● **Stated problem**: Look for the string "this" and copy every line that has it.

***

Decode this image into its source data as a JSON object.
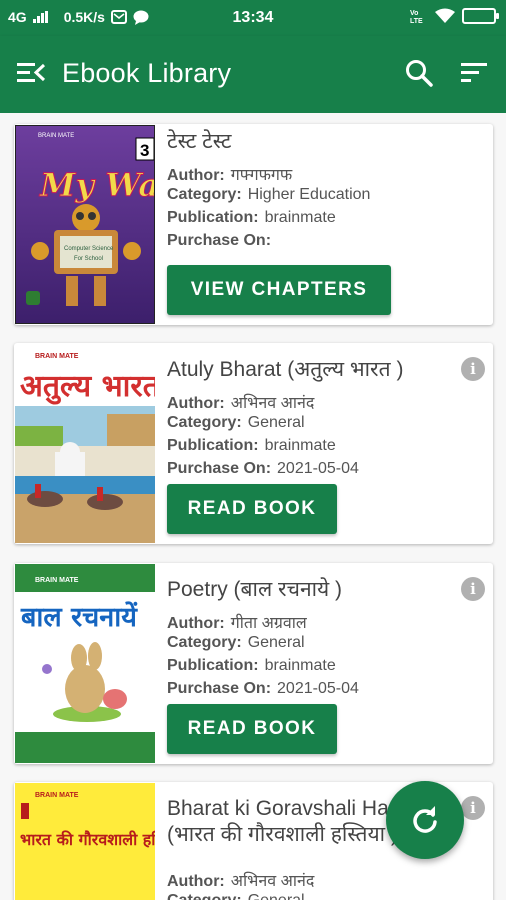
{
  "status_bar": {
    "network": "4G",
    "speed": "0.5K/s",
    "time": "13:34",
    "icons": [
      "signal-icon",
      "message-icon",
      "chat-icon",
      "volte-icon",
      "wifi-icon",
      "battery-icon"
    ]
  },
  "app_bar": {
    "title": "Ebook Library",
    "icons": [
      "menu-open-icon",
      "search-icon",
      "sort-icon"
    ]
  },
  "labels": {
    "author": "Author:",
    "category": "Category:",
    "publication": "Publication:",
    "purchase_on": "Purchase On:"
  },
  "books": [
    {
      "title": "टेस्ट टेस्ट",
      "author": "गफ्गफगफ",
      "category": "Higher Education",
      "publication": "brainmate",
      "purchase_on": "",
      "action": "VIEW CHAPTERS",
      "cover": {
        "title": "My Way",
        "subtitle": "Computer Science For School",
        "badge": "3",
        "brand": "BRAIN MATE"
      }
    },
    {
      "title": "Atuly Bharat (अतुल्य भारत )",
      "author": "अभिनव आनंद",
      "category": "General",
      "publication": "brainmate",
      "purchase_on": "2021-05-04",
      "action": "READ BOOK",
      "cover": {
        "title": "अतुल्य भारत",
        "brand": "BRAIN MATE"
      }
    },
    {
      "title": "Poetry (बाल रचनाये )",
      "author": "गीता अग्रवाल",
      "category": "General",
      "publication": "brainmate",
      "purchase_on": "2021-05-04",
      "action": "READ BOOK",
      "cover": {
        "title": "बाल रचनायें",
        "brand": "BRAIN MATE"
      }
    },
    {
      "title": "Bharat ki Goravshali Hastiyan (भारत की गौरवशाली हस्तिया )",
      "author": "अभिनव आनंद",
      "category": "General",
      "cover": {
        "title": "भारत की गौरवशाली हस्तियाँ",
        "brand": "BRAIN MATE"
      }
    }
  ],
  "fab": {
    "icon": "refresh-icon"
  },
  "colors": {
    "primary": "#17804a",
    "info_icon": "#b0b0b0",
    "title_text": "#444444"
  }
}
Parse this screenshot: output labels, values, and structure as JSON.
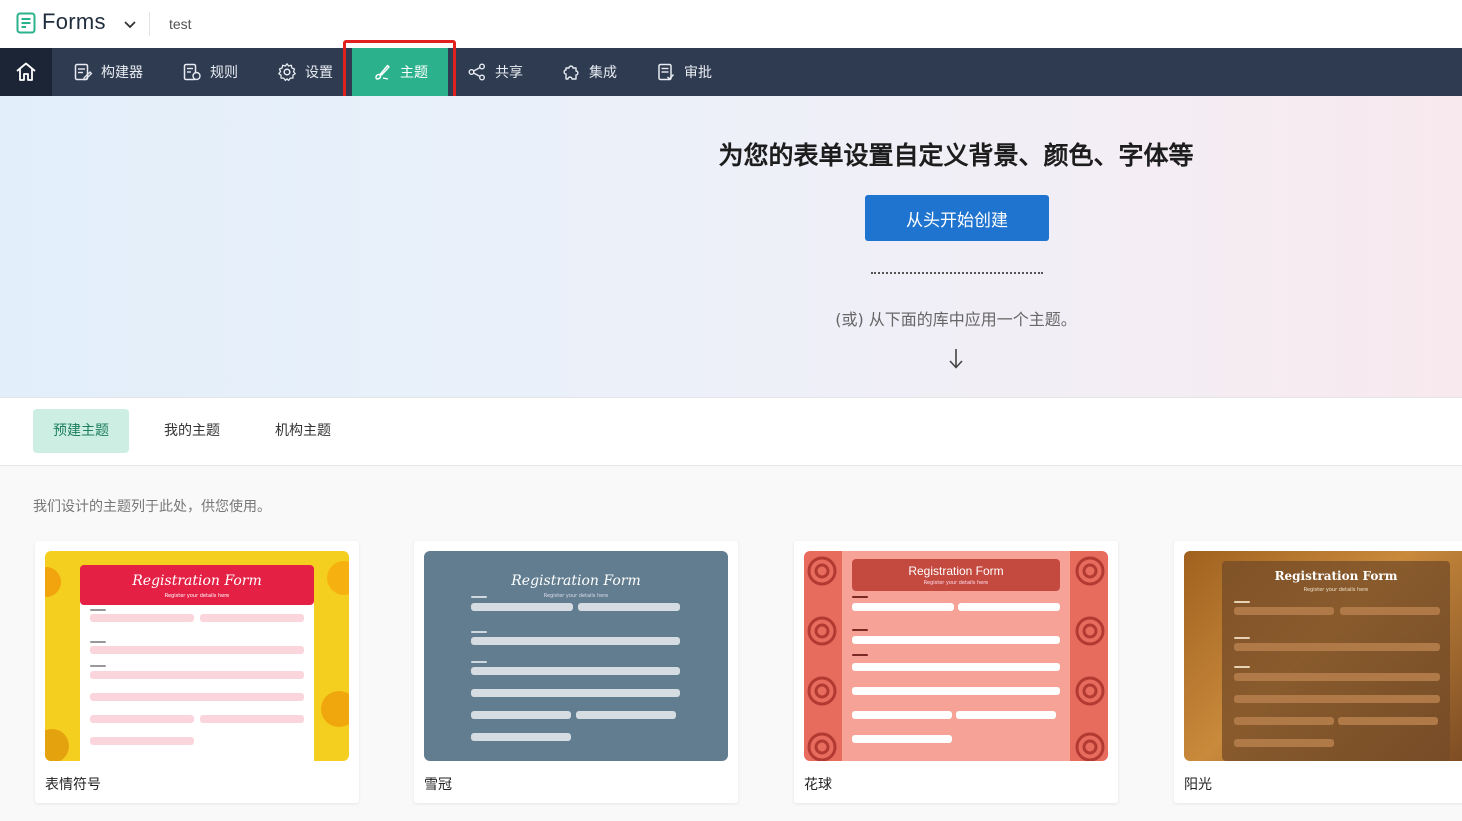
{
  "app": {
    "name": "Forms",
    "form_name": "test",
    "logo_icon": "forms-logo-icon"
  },
  "nav": {
    "home_icon": "home-icon",
    "items": [
      {
        "label": "构建器",
        "icon": "builder-icon"
      },
      {
        "label": "规则",
        "icon": "rules-icon"
      },
      {
        "label": "设置",
        "icon": "gear-icon"
      },
      {
        "label": "主题",
        "icon": "theme-brush-icon",
        "active": true
      },
      {
        "label": "共享",
        "icon": "share-icon"
      },
      {
        "label": "集成",
        "icon": "puzzle-icon"
      },
      {
        "label": "审批",
        "icon": "approval-icon"
      }
    ]
  },
  "hero": {
    "title": "为您的表单设置自定义背景、颜色、字体等",
    "create_button": "从头开始创建",
    "or_text": "(或) 从下面的库中应用一个主题。",
    "arrow_icon": "arrow-down-icon"
  },
  "tabs": [
    {
      "label": "预建主题",
      "active": true
    },
    {
      "label": "我的主题"
    },
    {
      "label": "机构主题"
    }
  ],
  "gallery": {
    "description": "我们设计的主题列于此处，供您使用。",
    "themes": [
      {
        "name": "表情符号",
        "preview_title": "Registration Form",
        "preview_subtitle": "Register your details here"
      },
      {
        "name": "雪冠",
        "preview_title": "Registration Form",
        "preview_subtitle": "Register your details here"
      },
      {
        "name": "花球",
        "preview_title": "Registration Form",
        "preview_subtitle": "Register your details here"
      },
      {
        "name": "阳光",
        "preview_title": "Registration Form",
        "preview_subtitle": "Register your details here"
      }
    ]
  },
  "colors": {
    "nav_bg": "#2f3b51",
    "nav_active": "#2bb18b",
    "primary_button": "#1f74d0",
    "highlight": "#e0211e",
    "tab_active_bg": "#cdeee2"
  }
}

***

● **The completed task**:
Decode this image into its source data as a JSON object.
Parse this screenshot: output labels, values, and structure as JSON.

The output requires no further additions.